A User Datastore index is created on a single column - here we've chosen to use the TITLE column. We therefore need triggers to deal with updates to the other columns. An update to AUTHOR (which is conventionally text-indexed) will trigger a change to the TITLE column (actually just a copy to itself) to force a re-index.

A second trigger deals with updates to the STOCKLEVEL column. This alters the metadata in the index, without requiring the reindexing of the row. If STOCKLEVEL changes to or from zero, the value of STATUS is set to "In Stock" or "Out of Stock" as appropriate.

Why do we bother having separate STOCKLEVEL and STATUS mdata sections? Well, it's not strictly necessary. We cannot do range searches on the STOCKLEVEL value. MDATA only allows equality searches, so we can't do mdata(stocklevel, > 0) for example. However we CAN do something like:

select id, title, stocklevel from library_stock
  where contains (title, '(irving within author) not (mdata(stocklevel, 0))') > 0
However, it is useful to demonstrate the use of derived MDATA, even if it's not completely necessary for this example.

Multiple Values

There is no need to restrict MDATA to a single value per document. The example simple_mult.sql shows a situation where roles are indexed in a many-to-many relationship with users - a user may have multiple roles, and a role may be assigned to multiple users. This is simply a matter of repeating the data - logically at least we could have
<rolename>dba</rolename>
<rolename>admin</rollname>
In fact this example shows a new technique in that the rolenames are never stored in the data at all - they are added only via the ctx_ddl.add_mdata call. This has the advantage that there is no possibility of the index mdata getting out of sync with the table data, and there is no need for triggers. The main disadvantage is that you must load all the mdata AFTER completing the index build.

_To be done_:
a - Copy the passage on MDATA sections between "Why do we bother" and "for this example.", inclusive.
b - According to the passage on MDATA sections, what kind of search does MDATA allow?
c - Carry on the passage on MDATA sections from the point where it stops.
These lines are unrelated to the passage on MDATA sections.

Spatial annotation entries
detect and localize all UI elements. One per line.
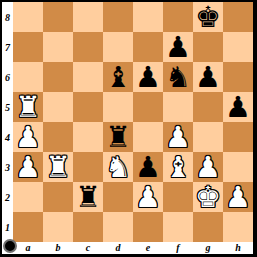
square-c5[interactable] — [73, 92, 103, 122]
square-e2[interactable]: ♟ — [133, 182, 163, 212]
square-b5[interactable] — [43, 92, 73, 122]
square-g7[interactable] — [193, 32, 223, 62]
square-g3[interactable]: ♟ — [193, 152, 223, 182]
square-d6[interactable]: ♝ — [103, 62, 133, 92]
square-e5[interactable] — [133, 92, 163, 122]
square-h2[interactable]: ♟ — [223, 182, 253, 212]
rank-label-8: 8 — [2, 2, 13, 32]
square-d4[interactable]: ♜ — [103, 122, 133, 152]
black-bishop[interactable]: ♝ — [105, 62, 131, 92]
square-c7[interactable] — [73, 32, 103, 62]
square-h3[interactable] — [223, 152, 253, 182]
white-knight[interactable]: ♞ — [105, 152, 131, 182]
rank-label-3: 3 — [2, 152, 13, 182]
file-label-h: h — [223, 242, 253, 254]
square-d5[interactable] — [103, 92, 133, 122]
square-b4[interactable] — [43, 122, 73, 152]
square-g1[interactable] — [193, 212, 223, 242]
file-label-b: b — [43, 242, 73, 254]
square-g6[interactable]: ♟ — [193, 62, 223, 92]
file-labels: abcdefgh — [2, 242, 253, 254]
black-pawn[interactable]: ♟ — [225, 92, 251, 122]
square-f7[interactable]: ♟ — [163, 32, 193, 62]
white-pawn[interactable]: ♟ — [165, 122, 191, 152]
file-label-a: a — [13, 242, 43, 254]
square-c4[interactable] — [73, 122, 103, 152]
rank-label-6: 6 — [2, 62, 13, 92]
square-f6[interactable]: ♞ — [163, 62, 193, 92]
square-h6[interactable] — [223, 62, 253, 92]
chess-board: ♚♟♝♟♞♟♜♟♟♜♟♟♜♞♟♝♟♜♟♚♟ — [13, 2, 253, 242]
square-f5[interactable] — [163, 92, 193, 122]
white-rook[interactable]: ♜ — [15, 92, 41, 122]
square-b1[interactable] — [43, 212, 73, 242]
square-f2[interactable] — [163, 182, 193, 212]
square-d1[interactable] — [103, 212, 133, 242]
square-d3[interactable]: ♞ — [103, 152, 133, 182]
square-a1[interactable] — [13, 212, 43, 242]
white-pawn[interactable]: ♟ — [195, 152, 221, 182]
white-pawn[interactable]: ♟ — [15, 122, 41, 152]
square-f8[interactable] — [163, 2, 193, 32]
file-label-d: d — [103, 242, 133, 254]
black-rook[interactable]: ♜ — [105, 122, 131, 152]
rank-label-5: 5 — [2, 92, 13, 122]
rank-label-7: 7 — [2, 32, 13, 62]
black-pawn[interactable]: ♟ — [135, 62, 161, 92]
square-c8[interactable] — [73, 2, 103, 32]
white-pawn[interactable]: ♟ — [225, 182, 251, 212]
square-c3[interactable] — [73, 152, 103, 182]
square-b7[interactable] — [43, 32, 73, 62]
white-bishop[interactable]: ♝ — [165, 152, 191, 182]
square-h8[interactable] — [223, 2, 253, 32]
square-e3[interactable]: ♟ — [133, 152, 163, 182]
square-g8[interactable]: ♚ — [193, 2, 223, 32]
square-a4[interactable]: ♟ — [13, 122, 43, 152]
square-d8[interactable] — [103, 2, 133, 32]
square-b8[interactable] — [43, 2, 73, 32]
white-pawn[interactable]: ♟ — [15, 152, 41, 182]
square-f4[interactable]: ♟ — [163, 122, 193, 152]
square-f1[interactable] — [163, 212, 193, 242]
white-king[interactable]: ♚ — [195, 182, 221, 212]
square-a8[interactable] — [13, 2, 43, 32]
square-h1[interactable] — [223, 212, 253, 242]
square-e7[interactable] — [133, 32, 163, 62]
rank-label-2: 2 — [2, 182, 13, 212]
square-c2[interactable]: ♜ — [73, 182, 103, 212]
square-b3[interactable]: ♜ — [43, 152, 73, 182]
square-b6[interactable] — [43, 62, 73, 92]
black-pawn[interactable]: ♟ — [135, 152, 161, 182]
rank-labels: 87654321 — [2, 2, 13, 242]
square-h4[interactable] — [223, 122, 253, 152]
file-label-c: c — [73, 242, 103, 254]
square-a3[interactable]: ♟ — [13, 152, 43, 182]
file-label-f: f — [163, 242, 193, 254]
square-a6[interactable] — [13, 62, 43, 92]
square-e8[interactable] — [133, 2, 163, 32]
square-f3[interactable]: ♝ — [163, 152, 193, 182]
rank-label-1: 1 — [2, 212, 13, 242]
square-c1[interactable] — [73, 212, 103, 242]
white-pawn[interactable]: ♟ — [135, 182, 161, 212]
file-label-g: g — [193, 242, 223, 254]
black-rook[interactable]: ♜ — [75, 182, 101, 212]
square-e1[interactable] — [133, 212, 163, 242]
square-g2[interactable]: ♚ — [193, 182, 223, 212]
square-b2[interactable] — [43, 182, 73, 212]
file-label-e: e — [133, 242, 163, 254]
square-h5[interactable]: ♟ — [223, 92, 253, 122]
square-d7[interactable] — [103, 32, 133, 62]
square-e6[interactable]: ♟ — [133, 62, 163, 92]
square-g5[interactable] — [193, 92, 223, 122]
white-rook[interactable]: ♜ — [45, 152, 71, 182]
square-a5[interactable]: ♜ — [13, 92, 43, 122]
square-e4[interactable] — [133, 122, 163, 152]
square-a2[interactable] — [13, 182, 43, 212]
square-c6[interactable] — [73, 62, 103, 92]
square-d2[interactable] — [103, 182, 133, 212]
square-h7[interactable] — [223, 32, 253, 62]
black-pawn[interactable]: ♟ — [195, 62, 221, 92]
black-king[interactable]: ♚ — [195, 2, 221, 32]
side-to-move-indicator — [3, 239, 17, 253]
square-a7[interactable] — [13, 32, 43, 62]
black-knight[interactable]: ♞ — [165, 62, 191, 92]
black-pawn[interactable]: ♟ — [165, 32, 191, 62]
rank-label-4: 4 — [2, 122, 13, 152]
square-g4[interactable] — [193, 122, 223, 152]
chess-board-frame: 87654321 ♚♟♝♟♞♟♜♟♟♜♟♟♜♞♟♝♟♜♟♚♟ abcdefgh — [0, 0, 257, 257]
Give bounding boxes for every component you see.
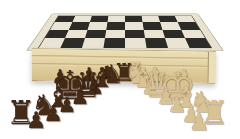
chess-board (26, 14, 224, 51)
board-square (125, 30, 145, 38)
board-square (103, 38, 125, 48)
chess-piece-light-pawn: ♟ (189, 111, 210, 134)
board-grid (38, 16, 213, 49)
board-square (178, 22, 200, 29)
board-square (125, 22, 144, 29)
board-square (85, 30, 106, 38)
board-square (88, 22, 108, 29)
chess-piece-dark-pawn: ♟ (26, 109, 47, 132)
board-square (82, 38, 105, 48)
board-square (106, 22, 125, 29)
board-square (125, 38, 147, 48)
board-square (181, 30, 205, 38)
board-square (143, 22, 163, 29)
chess-set-photo: ♜♟♞♟♝♟♚♟♛♟♝♞♜♟♟♟♜♟♞♟♝♟♚♟♛♟♝♞♜♟♟♟ (0, 0, 240, 139)
board-square (185, 38, 211, 48)
board-square (105, 30, 125, 38)
box-right-end (207, 52, 215, 83)
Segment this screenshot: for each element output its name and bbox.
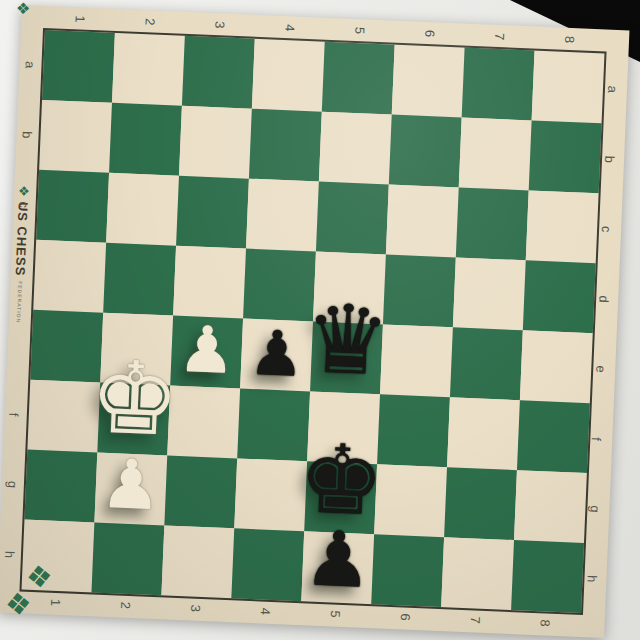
coord-left-file-h: h [3, 551, 16, 559]
square-f8[interactable] [517, 400, 590, 473]
square-g1[interactable] [24, 450, 97, 523]
square-a7[interactable] [462, 48, 535, 121]
square-h3[interactable] [161, 525, 234, 598]
square-a4[interactable] [252, 39, 325, 112]
coord-top-rank-2: 2 [143, 18, 156, 26]
square-b3[interactable] [179, 106, 252, 179]
coord-left-file-c: c [17, 201, 30, 208]
coord-top-rank-6: 6 [423, 30, 436, 38]
us-chess-logo-icon: ❖ [16, 185, 31, 197]
coord-right-file-g: g [588, 505, 601, 513]
square-e6[interactable] [380, 324, 453, 397]
square-b1[interactable] [39, 100, 112, 173]
square-c2[interactable] [106, 173, 179, 246]
piece-white-pawn-g2[interactable]: ♟ [99, 450, 163, 520]
coord-right-file-h: h [585, 575, 598, 583]
coord-top-rank-8: 8 [563, 36, 576, 44]
square-h4[interactable] [231, 528, 304, 601]
piece-black-queen-e5[interactable]: ♛ [303, 291, 392, 389]
coord-bottom-rank-4: 4 [259, 607, 272, 615]
coord-top-rank-3: 3 [213, 21, 226, 29]
square-b4[interactable] [249, 109, 322, 182]
coord-top-rank-1: 1 [73, 15, 86, 23]
coord-bottom-rank-6: 6 [399, 613, 412, 621]
coord-left-file-f: f [7, 412, 20, 416]
piece-white-pawn-e3[interactable]: ♟ [177, 317, 237, 383]
square-a2[interactable] [112, 33, 185, 106]
square-c6[interactable] [386, 185, 459, 258]
square-a3[interactable] [182, 36, 255, 109]
square-c4[interactable] [246, 179, 319, 252]
square-c8[interactable] [526, 190, 599, 263]
coord-right-file-d: d [597, 295, 610, 303]
square-b2[interactable] [109, 103, 182, 176]
coord-top-rank-7: 7 [493, 33, 506, 41]
square-a1[interactable] [42, 30, 115, 103]
square-h8[interactable] [511, 540, 584, 613]
us-chess-wordmark-text: US CHESS [13, 202, 31, 277]
square-c3[interactable] [176, 176, 249, 249]
coord-left-file-b: b [21, 131, 34, 139]
coord-top-rank-5: 5 [353, 27, 366, 35]
square-h2[interactable] [91, 522, 164, 595]
coord-bottom-rank-1: 1 [49, 599, 62, 607]
square-c5[interactable] [316, 182, 389, 255]
photo-scene: ❖ US CHESS FEDERATION ❖ ❖ ❖ 123456781234… [0, 0, 640, 640]
square-c7[interactable] [456, 187, 529, 260]
square-d8[interactable] [523, 260, 596, 333]
square-a8[interactable] [532, 51, 605, 124]
square-a6[interactable] [392, 45, 465, 118]
square-g3[interactable] [164, 455, 237, 528]
coord-right-file-a: a [606, 85, 619, 93]
coord-bottom-rank-3: 3 [189, 604, 202, 612]
us-chess-corner-logo-icon: ❖ [3, 588, 33, 620]
square-b6[interactable] [389, 115, 462, 188]
coord-right-file-e: e [594, 365, 607, 373]
chessboard: ❖ US CHESS FEDERATION ❖ ❖ ❖ 123456781234… [0, 5, 629, 638]
square-f6[interactable] [377, 394, 450, 467]
coord-right-file-c: c [600, 226, 613, 233]
coord-bottom-rank-2: 2 [119, 601, 132, 609]
square-b7[interactable] [459, 118, 532, 191]
coord-bottom-rank-5: 5 [329, 610, 342, 618]
square-d7[interactable] [453, 257, 526, 330]
square-b5[interactable] [319, 112, 392, 185]
square-g8[interactable] [514, 470, 587, 543]
us-chess-corner-logo-icon: ❖ [16, 1, 31, 18]
piece-white-king-f2[interactable]: ♚ [88, 347, 182, 451]
coord-bottom-rank-8: 8 [539, 619, 552, 627]
us-chess-wordmark-sub: FEDERATION [16, 281, 24, 323]
coord-right-file-f: f [590, 437, 603, 441]
coord-right-file-b: b [603, 155, 616, 163]
square-h6[interactable] [371, 534, 444, 607]
square-d3[interactable] [173, 246, 246, 319]
coord-bottom-rank-7: 7 [469, 616, 482, 624]
square-b8[interactable] [529, 120, 602, 193]
coord-top-rank-4: 4 [283, 24, 296, 32]
square-e7[interactable] [450, 327, 523, 400]
square-g7[interactable] [444, 467, 517, 540]
square-a5[interactable] [322, 42, 395, 115]
piece-black-pawn-e4[interactable]: ♟ [248, 322, 306, 386]
coord-left-file-g: g [6, 481, 19, 489]
square-d6[interactable] [383, 254, 456, 327]
square-d1[interactable] [33, 240, 106, 313]
piece-black-pawn-h5[interactable]: ♟ [302, 520, 373, 599]
coord-left-file-a: a [23, 61, 36, 69]
square-h7[interactable] [441, 537, 514, 610]
square-f7[interactable] [447, 397, 520, 470]
square-e8[interactable] [520, 330, 593, 403]
square-d2[interactable] [103, 243, 176, 316]
square-g6[interactable] [374, 464, 447, 537]
square-c1[interactable] [36, 170, 109, 243]
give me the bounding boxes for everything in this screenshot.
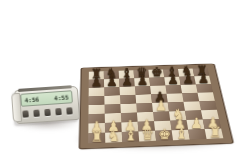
- square-e5: ♟: [151, 94, 168, 103]
- clock-button-5: [66, 107, 72, 114]
- chess-board-grid: ♜♞♝♛♚♝♞♜♟♟♟♟♟♟♟♟♟♞♟♟♟♟♟♟♟♜♞♝♛♚♝♜: [80, 64, 232, 148]
- square-g4: [183, 101, 200, 110]
- square-b1: ♞: [105, 132, 122, 143]
- square-a5: [89, 96, 105, 105]
- square-d5: [136, 94, 152, 103]
- square-b5: [104, 95, 120, 104]
- square-d6: [135, 86, 151, 95]
- square-g1: [188, 129, 206, 139]
- square-h6: [196, 84, 213, 93]
- square-a1: ♜: [88, 133, 105, 144]
- square-g6: [181, 84, 198, 93]
- clock-button-2: [33, 110, 39, 117]
- clock-lcd-display: 4:56 4:55: [20, 90, 73, 107]
- dgt-chess-clock: 4:56 4:55: [14, 86, 80, 124]
- square-g5: [182, 93, 199, 102]
- square-h1: ♜: [205, 128, 224, 138]
- square-b6: [104, 87, 120, 96]
- square-f4: [168, 102, 185, 111]
- square-a2: ♟: [88, 123, 105, 133]
- clock-button-4: [55, 108, 61, 115]
- square-f1: ♝: [172, 130, 190, 141]
- square-f6: [165, 85, 182, 94]
- clock-time-right: 4:55: [54, 93, 69, 101]
- clock-buttons-row: [22, 106, 73, 118]
- square-c1: ♝: [122, 131, 139, 142]
- clock-button-3: [44, 109, 50, 116]
- square-c4: [120, 104, 137, 114]
- clock-button-1: [22, 110, 28, 117]
- square-e2: [154, 121, 172, 131]
- clock-time-left: 4:56: [24, 96, 39, 104]
- square-e1: ♚: [155, 130, 173, 141]
- square-d1: ♛: [138, 131, 156, 142]
- product-photo-scene: ♜♞♝♛♚♝♞♜♟♟♟♟♟♟♟♟♟♞♟♟♟♟♟♟♟♜♞♝♛♚♝♜: [0, 0, 250, 167]
- square-a6: [89, 87, 105, 96]
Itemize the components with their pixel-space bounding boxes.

_Task-by-task answers_:
a -
Why do we bother having separate STOCKLEVEL and STATUS mdata sections? Well, it's not strictly necessary. We cannot do range searches on the STOCKLEVEL value. MDATA only allows equality searches, so we can't do mdata(stocklevel, > 0) for example. However we CAN do something like:

select id, title, stocklevel from library_stock
  where contains (title, '(irving within author) not (mdata(stocklevel, 0))') > 0
However, it is useful to demonstrate the use of derived MDATA, even if it's not completely necessary for this example.

b - Only equality searches.

c -
Getting Around MDATA limitations - (1) Length

The maximum length of an MDATA value is 64 characters. Anything beyond this point will be quietly truncated, both at indexing time and during the query. The effect of this is that when searching for long values you might sometimes get unexpected results.

The next example, lengthlimits.sql, shows a way around this problem. In the first part of the example, we create a simple table containing 71 character "code" values. The two codes vary only in the last character. We then create a user datastore to generate an XML fragment, similar to the last example (note: triggers are omitted for brevity). The user datastore is used to create an index.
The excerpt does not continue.